Request: Each record below is to be reproduced without any change.

^^^^^^^^

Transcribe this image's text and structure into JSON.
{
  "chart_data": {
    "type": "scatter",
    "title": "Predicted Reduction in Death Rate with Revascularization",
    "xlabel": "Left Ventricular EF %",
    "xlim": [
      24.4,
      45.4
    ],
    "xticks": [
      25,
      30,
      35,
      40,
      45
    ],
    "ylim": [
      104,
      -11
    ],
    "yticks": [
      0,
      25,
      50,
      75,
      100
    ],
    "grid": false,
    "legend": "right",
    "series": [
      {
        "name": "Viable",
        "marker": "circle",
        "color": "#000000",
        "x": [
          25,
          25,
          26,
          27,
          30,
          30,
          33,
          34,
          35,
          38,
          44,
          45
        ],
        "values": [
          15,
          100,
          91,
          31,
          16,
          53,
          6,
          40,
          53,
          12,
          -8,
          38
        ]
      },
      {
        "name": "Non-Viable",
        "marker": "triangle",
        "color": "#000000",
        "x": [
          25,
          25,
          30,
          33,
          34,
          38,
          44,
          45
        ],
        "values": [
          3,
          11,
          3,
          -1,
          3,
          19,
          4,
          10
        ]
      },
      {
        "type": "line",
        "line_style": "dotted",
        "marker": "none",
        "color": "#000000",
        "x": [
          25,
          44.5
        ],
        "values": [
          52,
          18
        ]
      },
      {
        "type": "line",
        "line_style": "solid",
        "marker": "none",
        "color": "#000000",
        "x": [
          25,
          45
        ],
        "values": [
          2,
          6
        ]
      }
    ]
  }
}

^^^^^^^^

Written answer:
Transcribe this image's text and structure into JSON.
{
  "chart_data": {
    "type": "scatter",
    "title": "Predicted Reduction in Death Rate with Revascularization",
    "xlabel": "Left Ventricular EF %",
    "xlim": [
      24.4,
      45.4
    ],
    "xticks": [
      25,
      30,
      35,
      40,
      45
    ],
    "ylim": [
      104,
      -11
    ],
    "yticks": [
      0,
      25,
      50,
      75,
      100
    ],
    "grid": false,
    "legend": "right",
    "series": [
      {
        "name": "Viable",
        "marker": "circle",
        "color": "#000000",
        "x": [
          25,
          25,
          26,
          27,
          30,
          30,
          33,
          34,
          35,
          38,
          44,
          45
        ],
        "values": [
          15,
          100,
          91,
          31,
          16,
          53,
          6,
          40,
          53,
          12,
          -8,
          38
        ]
      },
      {
        "name": "Non-Viable",
        "marker": "triangle",
        "color": "#000000",
        "x": [
          25,
          25,
          30,
          33,
          34,
          38,
          44,
          45
        ],
        "values": [
          3,
          11,
          3,
          -1,
          3,
          19,
          4,
          10
        ]
      },
      {
        "type": "line",
        "line_style": "dotted",
        "marker": "none",
        "color": "#000000",
        "x": [
          25,
          44.5
        ],
        "values": [
          52,
          18
        ]
      },
      {
        "type": "line",
        "line_style": "solid",
        "marker": "none",
        "color": "#000000",
        "x": [
          25,
          45
        ],
        "values": [
          2,
          6
        ]
      }
    ]
  }
}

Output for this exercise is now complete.